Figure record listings
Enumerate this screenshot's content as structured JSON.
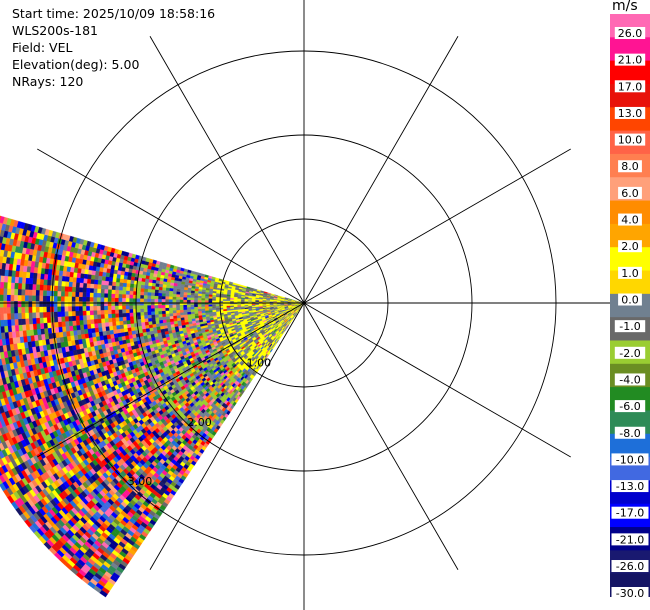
{
  "info": {
    "start_time": "Start time: 2025/10/09 18:58:16",
    "instrument": "WLS200s-181",
    "field": "Field: VEL",
    "elevation": "Elevation(deg): 5.00",
    "nrays": "NRays: 120"
  },
  "chart_data": {
    "type": "heatmap",
    "title": "",
    "projection": "polar-ppi",
    "field": "VEL",
    "units": "m/s",
    "range_ring_labels": [
      "1.00",
      "2.00",
      "3.00"
    ],
    "azimuth_spokes_deg": [
      0,
      30,
      60,
      90,
      120,
      150,
      180,
      210,
      240,
      270,
      300,
      330
    ],
    "sector_azimuth_deg": [
      214,
      286
    ],
    "colorbar": {
      "unit": "m/s",
      "tick_labels": [
        "26.0",
        "21.0",
        "17.0",
        "13.0",
        "10.0",
        "8.0",
        "6.0",
        "4.0",
        "2.0",
        "1.0",
        "0.0",
        "-1.0",
        "-2.0",
        "-4.0",
        "-6.0",
        "-8.0",
        "-10.0",
        "-13.0",
        "-17.0",
        "-21.0",
        "-26.0",
        "-30.0"
      ],
      "colors": [
        "#ff69b4",
        "#ff1493",
        "#ff0000",
        "#e8120a",
        "#ff4500",
        "#ff6347",
        "#ff7f50",
        "#ffa07a",
        "#ff8c00",
        "#ffa500",
        "#ffff00",
        "#ffd700",
        "#708090",
        "#696969",
        "#9acd32",
        "#6b8e23",
        "#228b22",
        "#2e8b57",
        "#1e6fd9",
        "#4169e1",
        "#0000cd",
        "#0000ff",
        "#00008b",
        "#191970",
        "#141464"
      ]
    }
  }
}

■ What to work on
Every record above should be written out again exactly; the pictures stay out of the copy.

■ Answer to the exercise
Enumerate this screenshot's content as structured JSON.
{
  "info": {
    "start_time": "Start time: 2025/10/09 18:58:16",
    "instrument": "WLS200s-181",
    "field": "Field: VEL",
    "elevation": "Elevation(deg): 5.00",
    "nrays": "NRays: 120"
  },
  "chart_data": {
    "type": "heatmap",
    "title": "",
    "projection": "polar-ppi",
    "field": "VEL",
    "units": "m/s",
    "range_ring_labels": [
      "1.00",
      "2.00",
      "3.00"
    ],
    "azimuth_spokes_deg": [
      0,
      30,
      60,
      90,
      120,
      150,
      180,
      210,
      240,
      270,
      300,
      330
    ],
    "sector_azimuth_deg": [
      214,
      286
    ],
    "colorbar": {
      "unit": "m/s",
      "tick_labels": [
        "26.0",
        "21.0",
        "17.0",
        "13.0",
        "10.0",
        "8.0",
        "6.0",
        "4.0",
        "2.0",
        "1.0",
        "0.0",
        "-1.0",
        "-2.0",
        "-4.0",
        "-6.0",
        "-8.0",
        "-10.0",
        "-13.0",
        "-17.0",
        "-21.0",
        "-26.0",
        "-30.0"
      ],
      "colors": [
        "#ff69b4",
        "#ff1493",
        "#ff0000",
        "#e8120a",
        "#ff4500",
        "#ff6347",
        "#ff7f50",
        "#ffa07a",
        "#ff8c00",
        "#ffa500",
        "#ffff00",
        "#ffd700",
        "#708090",
        "#696969",
        "#9acd32",
        "#6b8e23",
        "#228b22",
        "#2e8b57",
        "#1e6fd9",
        "#4169e1",
        "#0000cd",
        "#0000ff",
        "#00008b",
        "#191970",
        "#141464"
      ]
    }
  }
}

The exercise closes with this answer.